The request
Return all lines from the listing below in which the string "power" occurs.

-- START --

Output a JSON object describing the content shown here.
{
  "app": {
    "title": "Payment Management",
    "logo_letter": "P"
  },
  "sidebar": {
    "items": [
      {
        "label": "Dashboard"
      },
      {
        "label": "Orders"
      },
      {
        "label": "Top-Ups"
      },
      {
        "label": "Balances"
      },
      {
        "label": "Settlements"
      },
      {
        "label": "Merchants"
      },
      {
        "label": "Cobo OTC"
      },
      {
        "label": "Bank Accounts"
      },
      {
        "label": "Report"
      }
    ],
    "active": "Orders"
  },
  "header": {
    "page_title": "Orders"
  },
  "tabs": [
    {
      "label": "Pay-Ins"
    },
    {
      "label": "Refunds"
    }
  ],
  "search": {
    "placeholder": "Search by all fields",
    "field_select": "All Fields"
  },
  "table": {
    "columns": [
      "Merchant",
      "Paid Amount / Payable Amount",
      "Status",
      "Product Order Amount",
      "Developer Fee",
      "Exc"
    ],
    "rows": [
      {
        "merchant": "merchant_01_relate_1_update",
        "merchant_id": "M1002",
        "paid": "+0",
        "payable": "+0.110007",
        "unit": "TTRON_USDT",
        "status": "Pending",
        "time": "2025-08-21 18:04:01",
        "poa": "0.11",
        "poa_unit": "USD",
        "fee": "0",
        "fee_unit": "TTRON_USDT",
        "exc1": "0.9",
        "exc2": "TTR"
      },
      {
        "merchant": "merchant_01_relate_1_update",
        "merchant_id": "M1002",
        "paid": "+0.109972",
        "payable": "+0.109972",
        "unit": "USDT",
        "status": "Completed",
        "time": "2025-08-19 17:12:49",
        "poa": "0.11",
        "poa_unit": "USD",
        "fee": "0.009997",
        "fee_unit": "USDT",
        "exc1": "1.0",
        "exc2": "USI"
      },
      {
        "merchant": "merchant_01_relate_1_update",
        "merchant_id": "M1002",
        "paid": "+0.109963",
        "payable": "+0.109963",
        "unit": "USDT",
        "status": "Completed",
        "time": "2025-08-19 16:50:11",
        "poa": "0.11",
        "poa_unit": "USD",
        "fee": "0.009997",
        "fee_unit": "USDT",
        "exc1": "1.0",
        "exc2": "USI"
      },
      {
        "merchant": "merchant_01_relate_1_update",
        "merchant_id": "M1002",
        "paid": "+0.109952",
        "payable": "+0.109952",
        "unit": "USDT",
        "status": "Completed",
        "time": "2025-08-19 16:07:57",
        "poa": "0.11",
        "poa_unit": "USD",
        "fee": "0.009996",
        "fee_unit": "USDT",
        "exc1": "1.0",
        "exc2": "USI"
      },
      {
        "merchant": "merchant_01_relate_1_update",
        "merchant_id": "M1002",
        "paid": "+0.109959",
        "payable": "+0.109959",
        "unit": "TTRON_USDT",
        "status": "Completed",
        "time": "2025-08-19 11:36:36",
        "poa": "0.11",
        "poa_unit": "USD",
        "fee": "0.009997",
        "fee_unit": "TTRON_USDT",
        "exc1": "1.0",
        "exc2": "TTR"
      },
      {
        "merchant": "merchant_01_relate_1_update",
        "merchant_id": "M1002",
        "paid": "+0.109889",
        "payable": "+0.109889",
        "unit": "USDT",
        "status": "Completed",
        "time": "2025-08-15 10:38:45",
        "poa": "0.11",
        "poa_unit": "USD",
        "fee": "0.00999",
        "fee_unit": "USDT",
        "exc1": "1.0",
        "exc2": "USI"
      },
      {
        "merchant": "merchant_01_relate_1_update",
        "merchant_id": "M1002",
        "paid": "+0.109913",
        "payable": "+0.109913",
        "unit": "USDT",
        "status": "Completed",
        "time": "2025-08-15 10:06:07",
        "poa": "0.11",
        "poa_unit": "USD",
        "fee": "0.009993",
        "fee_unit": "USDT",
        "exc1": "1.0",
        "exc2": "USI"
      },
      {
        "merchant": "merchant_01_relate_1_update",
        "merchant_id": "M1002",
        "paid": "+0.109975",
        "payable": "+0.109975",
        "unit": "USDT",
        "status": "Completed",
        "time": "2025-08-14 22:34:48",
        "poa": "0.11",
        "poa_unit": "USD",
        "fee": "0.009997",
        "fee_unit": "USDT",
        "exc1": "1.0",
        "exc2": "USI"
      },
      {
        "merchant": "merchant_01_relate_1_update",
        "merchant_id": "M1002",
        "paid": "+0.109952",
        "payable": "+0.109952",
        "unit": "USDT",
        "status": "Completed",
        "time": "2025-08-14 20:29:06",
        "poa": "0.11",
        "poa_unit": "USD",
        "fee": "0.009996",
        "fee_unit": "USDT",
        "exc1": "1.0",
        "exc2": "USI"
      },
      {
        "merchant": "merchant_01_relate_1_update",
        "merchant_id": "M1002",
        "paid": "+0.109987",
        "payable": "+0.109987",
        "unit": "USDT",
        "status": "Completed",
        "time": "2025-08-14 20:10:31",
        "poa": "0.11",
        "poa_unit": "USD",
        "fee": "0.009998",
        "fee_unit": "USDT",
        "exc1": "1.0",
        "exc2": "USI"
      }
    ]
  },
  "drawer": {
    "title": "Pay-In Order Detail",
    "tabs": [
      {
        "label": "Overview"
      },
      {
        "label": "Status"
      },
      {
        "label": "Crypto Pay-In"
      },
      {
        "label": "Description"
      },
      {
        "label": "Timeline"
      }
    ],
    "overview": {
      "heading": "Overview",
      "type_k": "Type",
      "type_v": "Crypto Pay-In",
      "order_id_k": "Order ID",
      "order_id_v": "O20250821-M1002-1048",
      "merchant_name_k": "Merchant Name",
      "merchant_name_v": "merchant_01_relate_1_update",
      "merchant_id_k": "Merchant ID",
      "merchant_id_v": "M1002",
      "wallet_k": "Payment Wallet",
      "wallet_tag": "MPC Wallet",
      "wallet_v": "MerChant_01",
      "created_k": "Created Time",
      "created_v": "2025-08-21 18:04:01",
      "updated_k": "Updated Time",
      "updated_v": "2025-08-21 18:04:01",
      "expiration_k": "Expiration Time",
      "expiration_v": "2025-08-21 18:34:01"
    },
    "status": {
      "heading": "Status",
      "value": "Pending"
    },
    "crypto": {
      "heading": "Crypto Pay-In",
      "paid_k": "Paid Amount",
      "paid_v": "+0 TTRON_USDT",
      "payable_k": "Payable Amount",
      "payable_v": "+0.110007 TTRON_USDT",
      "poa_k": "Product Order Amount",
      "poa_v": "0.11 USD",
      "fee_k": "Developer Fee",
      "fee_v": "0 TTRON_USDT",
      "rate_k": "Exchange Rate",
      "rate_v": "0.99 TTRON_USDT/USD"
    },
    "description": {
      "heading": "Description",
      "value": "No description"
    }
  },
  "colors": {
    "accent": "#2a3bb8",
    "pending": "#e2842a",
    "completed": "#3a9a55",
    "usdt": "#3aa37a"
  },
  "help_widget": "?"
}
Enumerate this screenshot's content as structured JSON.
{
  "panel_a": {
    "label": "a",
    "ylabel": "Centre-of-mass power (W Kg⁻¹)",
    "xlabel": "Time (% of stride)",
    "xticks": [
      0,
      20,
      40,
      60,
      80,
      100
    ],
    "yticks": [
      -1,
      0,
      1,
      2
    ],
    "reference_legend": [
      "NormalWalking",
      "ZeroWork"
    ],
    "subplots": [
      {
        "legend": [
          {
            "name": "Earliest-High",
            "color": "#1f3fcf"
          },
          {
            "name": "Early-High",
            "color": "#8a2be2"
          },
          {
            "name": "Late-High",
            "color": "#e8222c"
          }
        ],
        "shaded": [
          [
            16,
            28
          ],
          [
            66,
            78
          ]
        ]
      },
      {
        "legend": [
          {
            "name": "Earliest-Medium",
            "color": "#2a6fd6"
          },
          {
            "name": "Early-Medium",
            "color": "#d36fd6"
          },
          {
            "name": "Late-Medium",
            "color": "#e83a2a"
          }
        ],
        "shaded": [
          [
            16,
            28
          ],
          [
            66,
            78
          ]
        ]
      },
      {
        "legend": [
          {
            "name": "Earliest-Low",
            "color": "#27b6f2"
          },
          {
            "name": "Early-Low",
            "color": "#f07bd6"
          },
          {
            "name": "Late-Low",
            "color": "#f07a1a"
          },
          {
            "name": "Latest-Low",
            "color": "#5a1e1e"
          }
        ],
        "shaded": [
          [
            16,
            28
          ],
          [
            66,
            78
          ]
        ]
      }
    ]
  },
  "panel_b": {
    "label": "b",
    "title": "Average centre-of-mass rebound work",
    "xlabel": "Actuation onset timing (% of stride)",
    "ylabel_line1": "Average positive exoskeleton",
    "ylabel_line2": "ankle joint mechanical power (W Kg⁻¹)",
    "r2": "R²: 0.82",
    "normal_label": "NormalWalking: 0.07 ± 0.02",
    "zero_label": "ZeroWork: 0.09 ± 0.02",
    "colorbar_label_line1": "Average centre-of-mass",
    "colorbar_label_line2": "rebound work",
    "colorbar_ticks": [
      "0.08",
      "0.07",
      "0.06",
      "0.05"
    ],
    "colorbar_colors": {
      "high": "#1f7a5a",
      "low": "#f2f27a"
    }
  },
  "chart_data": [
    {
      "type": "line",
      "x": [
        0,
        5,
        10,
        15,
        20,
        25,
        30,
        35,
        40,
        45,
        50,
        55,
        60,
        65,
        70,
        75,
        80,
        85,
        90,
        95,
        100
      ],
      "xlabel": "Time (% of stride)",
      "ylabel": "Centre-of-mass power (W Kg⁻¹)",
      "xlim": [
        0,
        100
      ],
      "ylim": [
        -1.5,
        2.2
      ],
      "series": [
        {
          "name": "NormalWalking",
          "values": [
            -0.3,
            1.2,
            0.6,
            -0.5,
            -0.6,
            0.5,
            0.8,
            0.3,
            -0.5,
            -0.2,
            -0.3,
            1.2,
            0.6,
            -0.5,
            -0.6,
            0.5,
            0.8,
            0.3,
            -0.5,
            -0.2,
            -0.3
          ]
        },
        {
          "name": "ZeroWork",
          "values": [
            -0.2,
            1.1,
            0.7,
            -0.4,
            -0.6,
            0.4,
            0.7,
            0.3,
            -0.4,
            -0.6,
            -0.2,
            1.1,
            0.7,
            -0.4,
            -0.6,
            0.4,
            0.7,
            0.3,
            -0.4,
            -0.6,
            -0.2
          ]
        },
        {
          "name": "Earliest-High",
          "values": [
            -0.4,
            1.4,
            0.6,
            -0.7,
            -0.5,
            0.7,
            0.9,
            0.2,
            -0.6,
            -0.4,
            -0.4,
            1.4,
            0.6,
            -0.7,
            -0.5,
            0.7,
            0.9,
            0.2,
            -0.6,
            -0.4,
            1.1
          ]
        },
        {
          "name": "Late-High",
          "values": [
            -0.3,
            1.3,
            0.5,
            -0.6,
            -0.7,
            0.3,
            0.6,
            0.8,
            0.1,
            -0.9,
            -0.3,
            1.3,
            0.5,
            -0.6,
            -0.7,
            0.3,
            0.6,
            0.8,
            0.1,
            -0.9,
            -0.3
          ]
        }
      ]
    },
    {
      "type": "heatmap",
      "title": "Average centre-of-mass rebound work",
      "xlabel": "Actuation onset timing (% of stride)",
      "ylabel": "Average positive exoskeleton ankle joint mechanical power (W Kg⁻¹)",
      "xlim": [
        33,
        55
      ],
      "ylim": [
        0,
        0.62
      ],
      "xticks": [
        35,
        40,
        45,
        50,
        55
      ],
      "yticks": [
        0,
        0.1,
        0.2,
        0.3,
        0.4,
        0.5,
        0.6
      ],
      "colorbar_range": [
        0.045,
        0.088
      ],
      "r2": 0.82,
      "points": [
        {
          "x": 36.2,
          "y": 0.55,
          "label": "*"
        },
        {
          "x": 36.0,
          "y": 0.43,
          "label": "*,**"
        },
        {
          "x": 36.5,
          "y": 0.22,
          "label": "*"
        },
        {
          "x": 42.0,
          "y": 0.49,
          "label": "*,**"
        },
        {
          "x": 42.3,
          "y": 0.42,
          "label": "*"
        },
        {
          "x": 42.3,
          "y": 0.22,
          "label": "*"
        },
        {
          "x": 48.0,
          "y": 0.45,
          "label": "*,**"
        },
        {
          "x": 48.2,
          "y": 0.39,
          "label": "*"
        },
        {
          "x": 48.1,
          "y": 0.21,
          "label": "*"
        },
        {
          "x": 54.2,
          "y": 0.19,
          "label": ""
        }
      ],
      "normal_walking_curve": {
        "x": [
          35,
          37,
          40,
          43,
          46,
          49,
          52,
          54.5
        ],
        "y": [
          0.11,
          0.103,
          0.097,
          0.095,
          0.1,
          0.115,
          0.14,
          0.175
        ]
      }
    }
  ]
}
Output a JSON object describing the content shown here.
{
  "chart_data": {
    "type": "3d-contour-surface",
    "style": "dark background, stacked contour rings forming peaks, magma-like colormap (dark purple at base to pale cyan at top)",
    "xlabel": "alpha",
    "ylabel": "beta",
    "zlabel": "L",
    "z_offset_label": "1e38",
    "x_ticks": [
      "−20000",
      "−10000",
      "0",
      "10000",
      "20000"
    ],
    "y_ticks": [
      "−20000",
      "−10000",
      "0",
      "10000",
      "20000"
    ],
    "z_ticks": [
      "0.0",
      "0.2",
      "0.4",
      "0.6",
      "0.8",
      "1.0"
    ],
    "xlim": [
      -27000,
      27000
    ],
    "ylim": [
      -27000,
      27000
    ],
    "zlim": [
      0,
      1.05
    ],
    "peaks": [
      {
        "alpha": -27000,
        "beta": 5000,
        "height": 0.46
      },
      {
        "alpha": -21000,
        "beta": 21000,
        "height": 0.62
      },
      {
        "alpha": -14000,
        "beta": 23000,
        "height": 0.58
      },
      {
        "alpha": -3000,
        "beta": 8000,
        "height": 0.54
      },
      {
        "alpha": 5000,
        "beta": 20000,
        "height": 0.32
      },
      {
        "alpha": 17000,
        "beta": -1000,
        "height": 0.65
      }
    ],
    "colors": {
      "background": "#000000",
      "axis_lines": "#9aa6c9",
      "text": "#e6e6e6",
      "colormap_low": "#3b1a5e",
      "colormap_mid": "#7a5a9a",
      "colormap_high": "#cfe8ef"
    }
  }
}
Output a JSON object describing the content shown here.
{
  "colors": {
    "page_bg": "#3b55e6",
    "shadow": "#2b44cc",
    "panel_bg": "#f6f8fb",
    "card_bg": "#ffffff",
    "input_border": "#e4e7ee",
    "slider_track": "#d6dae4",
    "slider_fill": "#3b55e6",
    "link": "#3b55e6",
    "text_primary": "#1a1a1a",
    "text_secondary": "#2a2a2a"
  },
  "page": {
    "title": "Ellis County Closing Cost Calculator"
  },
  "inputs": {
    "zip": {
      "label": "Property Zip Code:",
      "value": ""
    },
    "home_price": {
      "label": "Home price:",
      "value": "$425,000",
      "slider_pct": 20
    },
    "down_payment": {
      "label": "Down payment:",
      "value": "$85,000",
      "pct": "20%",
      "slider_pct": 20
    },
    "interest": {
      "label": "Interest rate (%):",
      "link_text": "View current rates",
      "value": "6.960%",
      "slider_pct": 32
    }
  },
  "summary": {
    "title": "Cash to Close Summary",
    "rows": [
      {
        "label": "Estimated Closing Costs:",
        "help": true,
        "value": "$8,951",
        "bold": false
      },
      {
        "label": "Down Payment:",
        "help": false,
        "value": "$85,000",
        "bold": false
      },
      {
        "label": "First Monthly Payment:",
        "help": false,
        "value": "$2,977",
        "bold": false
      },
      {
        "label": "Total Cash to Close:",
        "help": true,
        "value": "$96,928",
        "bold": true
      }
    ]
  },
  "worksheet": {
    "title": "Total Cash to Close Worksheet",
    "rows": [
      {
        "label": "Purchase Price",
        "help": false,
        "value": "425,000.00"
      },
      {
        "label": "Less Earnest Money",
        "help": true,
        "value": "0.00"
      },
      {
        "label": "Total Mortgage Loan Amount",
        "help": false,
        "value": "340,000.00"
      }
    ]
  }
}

-- END --

Exercise solution
    "ylabel": "Centre-of-mass power (W Kg⁻¹)",
    "ylabel_line2": "ankle joint mechanical power (W Kg⁻¹)",
      "ylabel": "Centre-of-mass power (W Kg⁻¹)",
      "ylabel": "Average positive exoskeleton ankle joint mechanical power (W Kg⁻¹)",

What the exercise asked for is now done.